Using the records that follow, copy every line containing the word "کننده".

(Records from a collection)
------

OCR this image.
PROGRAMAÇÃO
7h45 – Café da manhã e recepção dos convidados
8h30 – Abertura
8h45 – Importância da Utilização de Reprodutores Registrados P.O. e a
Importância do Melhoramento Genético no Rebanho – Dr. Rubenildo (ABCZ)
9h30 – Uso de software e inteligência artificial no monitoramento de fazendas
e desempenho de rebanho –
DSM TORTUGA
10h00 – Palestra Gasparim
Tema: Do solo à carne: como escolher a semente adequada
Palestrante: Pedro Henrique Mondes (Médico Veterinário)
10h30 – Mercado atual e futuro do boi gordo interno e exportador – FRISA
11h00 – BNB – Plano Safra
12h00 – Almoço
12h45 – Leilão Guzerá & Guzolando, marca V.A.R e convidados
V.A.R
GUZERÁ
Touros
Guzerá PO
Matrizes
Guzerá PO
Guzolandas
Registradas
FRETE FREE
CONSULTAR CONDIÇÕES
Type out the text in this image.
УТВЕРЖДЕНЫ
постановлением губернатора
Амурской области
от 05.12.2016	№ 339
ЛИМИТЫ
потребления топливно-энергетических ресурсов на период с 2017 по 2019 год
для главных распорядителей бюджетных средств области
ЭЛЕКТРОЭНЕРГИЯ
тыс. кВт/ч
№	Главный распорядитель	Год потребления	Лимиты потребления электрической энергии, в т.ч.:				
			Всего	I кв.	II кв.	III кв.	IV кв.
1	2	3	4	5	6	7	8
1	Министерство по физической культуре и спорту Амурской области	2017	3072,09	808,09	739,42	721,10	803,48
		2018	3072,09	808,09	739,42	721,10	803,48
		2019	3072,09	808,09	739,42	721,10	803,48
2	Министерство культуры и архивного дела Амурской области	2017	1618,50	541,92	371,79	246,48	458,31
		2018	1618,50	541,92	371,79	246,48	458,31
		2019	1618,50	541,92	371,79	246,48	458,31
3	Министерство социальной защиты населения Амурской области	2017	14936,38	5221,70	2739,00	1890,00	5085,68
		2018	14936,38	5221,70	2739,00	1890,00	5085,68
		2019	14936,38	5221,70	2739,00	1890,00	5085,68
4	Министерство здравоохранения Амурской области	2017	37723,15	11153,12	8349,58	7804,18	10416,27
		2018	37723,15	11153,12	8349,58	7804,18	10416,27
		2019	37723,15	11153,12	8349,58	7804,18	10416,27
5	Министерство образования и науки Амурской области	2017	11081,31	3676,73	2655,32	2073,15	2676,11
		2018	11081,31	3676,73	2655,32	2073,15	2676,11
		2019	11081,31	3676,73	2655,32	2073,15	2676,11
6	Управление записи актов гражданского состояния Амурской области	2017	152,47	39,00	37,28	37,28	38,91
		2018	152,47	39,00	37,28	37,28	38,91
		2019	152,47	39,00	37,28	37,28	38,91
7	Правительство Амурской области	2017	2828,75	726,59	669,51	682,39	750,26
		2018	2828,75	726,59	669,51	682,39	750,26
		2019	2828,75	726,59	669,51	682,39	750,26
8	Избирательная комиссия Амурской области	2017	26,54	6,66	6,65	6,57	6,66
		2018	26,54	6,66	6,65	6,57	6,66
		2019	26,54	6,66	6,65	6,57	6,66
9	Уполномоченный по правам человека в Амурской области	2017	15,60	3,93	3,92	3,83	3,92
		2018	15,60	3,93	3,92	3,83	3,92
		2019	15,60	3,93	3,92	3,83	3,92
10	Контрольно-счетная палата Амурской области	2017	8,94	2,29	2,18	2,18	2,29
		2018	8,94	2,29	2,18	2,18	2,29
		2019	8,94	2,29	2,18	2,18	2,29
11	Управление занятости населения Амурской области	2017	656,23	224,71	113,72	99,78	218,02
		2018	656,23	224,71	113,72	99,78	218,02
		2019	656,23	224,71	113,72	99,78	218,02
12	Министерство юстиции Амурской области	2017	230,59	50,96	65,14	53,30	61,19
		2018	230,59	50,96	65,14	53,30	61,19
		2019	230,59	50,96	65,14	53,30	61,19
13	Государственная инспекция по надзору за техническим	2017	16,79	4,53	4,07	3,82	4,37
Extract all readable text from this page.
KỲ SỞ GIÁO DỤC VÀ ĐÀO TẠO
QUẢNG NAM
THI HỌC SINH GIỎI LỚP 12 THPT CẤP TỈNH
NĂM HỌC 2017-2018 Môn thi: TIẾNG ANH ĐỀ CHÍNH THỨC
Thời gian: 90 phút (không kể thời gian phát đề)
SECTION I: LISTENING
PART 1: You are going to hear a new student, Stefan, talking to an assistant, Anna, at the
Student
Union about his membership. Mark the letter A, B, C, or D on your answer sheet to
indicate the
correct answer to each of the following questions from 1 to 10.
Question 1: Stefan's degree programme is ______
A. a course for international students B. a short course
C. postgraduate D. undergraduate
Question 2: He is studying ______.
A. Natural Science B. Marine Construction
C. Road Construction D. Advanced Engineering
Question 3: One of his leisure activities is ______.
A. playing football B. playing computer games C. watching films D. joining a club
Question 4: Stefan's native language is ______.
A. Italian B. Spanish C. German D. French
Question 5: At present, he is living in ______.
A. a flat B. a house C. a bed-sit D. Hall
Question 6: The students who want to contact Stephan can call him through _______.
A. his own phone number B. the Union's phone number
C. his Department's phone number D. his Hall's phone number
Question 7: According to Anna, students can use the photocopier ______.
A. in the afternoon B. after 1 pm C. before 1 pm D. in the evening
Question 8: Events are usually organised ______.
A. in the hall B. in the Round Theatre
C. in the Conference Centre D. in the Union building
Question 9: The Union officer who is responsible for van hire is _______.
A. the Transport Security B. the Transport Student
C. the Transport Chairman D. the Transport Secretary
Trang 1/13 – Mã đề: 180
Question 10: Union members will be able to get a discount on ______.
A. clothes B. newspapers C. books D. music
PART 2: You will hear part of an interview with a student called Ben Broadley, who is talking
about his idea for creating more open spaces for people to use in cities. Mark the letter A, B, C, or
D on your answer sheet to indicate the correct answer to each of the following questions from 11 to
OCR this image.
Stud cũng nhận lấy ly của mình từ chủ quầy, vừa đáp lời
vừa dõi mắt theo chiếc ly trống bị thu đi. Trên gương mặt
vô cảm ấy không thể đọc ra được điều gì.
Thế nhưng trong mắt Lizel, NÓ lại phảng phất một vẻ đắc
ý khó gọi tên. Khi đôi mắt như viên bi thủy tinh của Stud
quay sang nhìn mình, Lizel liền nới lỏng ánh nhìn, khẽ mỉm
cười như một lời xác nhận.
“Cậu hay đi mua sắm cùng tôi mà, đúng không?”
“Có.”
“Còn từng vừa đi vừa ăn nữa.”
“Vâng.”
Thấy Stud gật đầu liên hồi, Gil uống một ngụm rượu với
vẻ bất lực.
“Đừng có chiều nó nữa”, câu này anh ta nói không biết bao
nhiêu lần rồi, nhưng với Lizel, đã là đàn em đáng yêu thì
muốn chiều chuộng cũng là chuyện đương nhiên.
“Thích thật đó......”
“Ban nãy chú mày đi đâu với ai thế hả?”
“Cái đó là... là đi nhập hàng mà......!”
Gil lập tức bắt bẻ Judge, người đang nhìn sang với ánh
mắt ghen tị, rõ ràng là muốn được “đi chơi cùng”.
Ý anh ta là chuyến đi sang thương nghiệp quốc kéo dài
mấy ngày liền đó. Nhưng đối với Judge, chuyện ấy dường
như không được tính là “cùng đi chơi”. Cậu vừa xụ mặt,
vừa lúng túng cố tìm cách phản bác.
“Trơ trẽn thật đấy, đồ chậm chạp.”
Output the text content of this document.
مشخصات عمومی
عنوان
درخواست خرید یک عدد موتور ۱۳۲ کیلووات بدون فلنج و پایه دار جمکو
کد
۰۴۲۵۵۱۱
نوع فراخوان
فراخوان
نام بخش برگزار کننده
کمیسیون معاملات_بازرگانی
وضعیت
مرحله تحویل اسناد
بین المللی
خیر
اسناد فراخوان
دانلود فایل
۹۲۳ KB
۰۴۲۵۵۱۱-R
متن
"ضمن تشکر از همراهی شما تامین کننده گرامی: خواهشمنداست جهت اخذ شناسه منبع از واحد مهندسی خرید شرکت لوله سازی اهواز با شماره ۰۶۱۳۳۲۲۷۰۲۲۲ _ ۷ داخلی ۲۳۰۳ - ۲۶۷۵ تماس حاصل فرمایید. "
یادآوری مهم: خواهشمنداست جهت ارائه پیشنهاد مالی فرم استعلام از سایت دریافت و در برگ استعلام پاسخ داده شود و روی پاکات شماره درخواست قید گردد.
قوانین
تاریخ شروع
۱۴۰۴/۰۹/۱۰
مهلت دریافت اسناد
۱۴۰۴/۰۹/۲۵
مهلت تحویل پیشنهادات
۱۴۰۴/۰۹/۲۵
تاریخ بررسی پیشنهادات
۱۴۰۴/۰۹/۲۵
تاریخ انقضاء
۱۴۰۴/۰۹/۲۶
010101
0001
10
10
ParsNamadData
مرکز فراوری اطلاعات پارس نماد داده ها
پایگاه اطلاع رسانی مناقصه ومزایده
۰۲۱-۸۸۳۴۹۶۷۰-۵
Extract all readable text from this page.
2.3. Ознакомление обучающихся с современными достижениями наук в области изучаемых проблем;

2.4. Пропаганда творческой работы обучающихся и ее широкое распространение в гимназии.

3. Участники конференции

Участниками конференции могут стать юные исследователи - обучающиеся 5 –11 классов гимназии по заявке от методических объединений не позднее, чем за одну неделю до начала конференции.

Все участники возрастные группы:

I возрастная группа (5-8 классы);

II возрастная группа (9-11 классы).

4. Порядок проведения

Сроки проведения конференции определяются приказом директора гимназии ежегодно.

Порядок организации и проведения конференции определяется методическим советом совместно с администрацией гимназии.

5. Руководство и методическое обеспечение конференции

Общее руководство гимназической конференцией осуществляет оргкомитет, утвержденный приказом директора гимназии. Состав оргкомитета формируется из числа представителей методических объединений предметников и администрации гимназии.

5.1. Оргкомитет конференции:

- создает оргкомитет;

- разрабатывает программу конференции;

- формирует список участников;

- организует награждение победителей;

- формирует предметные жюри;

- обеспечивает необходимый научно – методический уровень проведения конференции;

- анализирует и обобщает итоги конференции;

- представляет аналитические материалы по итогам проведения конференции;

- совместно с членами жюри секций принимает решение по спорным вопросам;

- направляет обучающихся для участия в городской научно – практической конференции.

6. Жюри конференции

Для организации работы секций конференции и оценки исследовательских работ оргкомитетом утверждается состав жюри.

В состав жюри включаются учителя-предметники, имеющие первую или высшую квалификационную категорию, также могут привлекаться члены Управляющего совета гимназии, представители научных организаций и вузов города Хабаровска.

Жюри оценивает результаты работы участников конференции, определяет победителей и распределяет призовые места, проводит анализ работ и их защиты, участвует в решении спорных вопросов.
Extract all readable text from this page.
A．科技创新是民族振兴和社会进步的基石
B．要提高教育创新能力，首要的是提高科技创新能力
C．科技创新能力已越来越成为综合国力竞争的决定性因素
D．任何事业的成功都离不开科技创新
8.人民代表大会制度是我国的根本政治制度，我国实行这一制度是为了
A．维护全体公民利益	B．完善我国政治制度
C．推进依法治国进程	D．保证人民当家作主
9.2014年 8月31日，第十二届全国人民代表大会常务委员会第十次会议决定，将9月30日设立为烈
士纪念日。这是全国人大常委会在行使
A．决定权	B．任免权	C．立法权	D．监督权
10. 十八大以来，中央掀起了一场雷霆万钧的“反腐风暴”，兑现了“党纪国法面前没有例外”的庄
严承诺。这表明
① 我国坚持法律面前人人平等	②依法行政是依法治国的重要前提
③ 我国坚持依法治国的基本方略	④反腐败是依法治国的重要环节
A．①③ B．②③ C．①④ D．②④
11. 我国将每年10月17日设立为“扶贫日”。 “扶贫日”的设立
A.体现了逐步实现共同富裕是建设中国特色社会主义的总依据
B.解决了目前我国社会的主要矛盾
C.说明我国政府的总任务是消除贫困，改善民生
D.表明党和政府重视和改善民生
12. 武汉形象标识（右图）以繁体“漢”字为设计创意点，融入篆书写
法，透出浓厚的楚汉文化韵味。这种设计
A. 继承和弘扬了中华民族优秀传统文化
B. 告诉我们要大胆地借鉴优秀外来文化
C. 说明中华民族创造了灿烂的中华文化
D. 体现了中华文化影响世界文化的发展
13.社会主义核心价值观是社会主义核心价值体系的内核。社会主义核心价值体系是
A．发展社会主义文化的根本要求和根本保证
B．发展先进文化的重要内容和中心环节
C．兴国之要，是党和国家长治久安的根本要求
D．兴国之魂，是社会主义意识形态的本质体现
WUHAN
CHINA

------

Final result ::
نام بخش برگزار کننده
"ضمن تشکر از همراهی شما تامین کننده گرامی: خواهشمنداست جهت اخذ شناسه منبع از واحد مهندسی خرید شرکت لوله سازی اهواز با شماره ۰۶۱۳۳۲۲۷۰۲۲۲ _ ۷ داخلی ۲۳۰۳ - ۲۶۷۵ تماس حاصل فرمایید. "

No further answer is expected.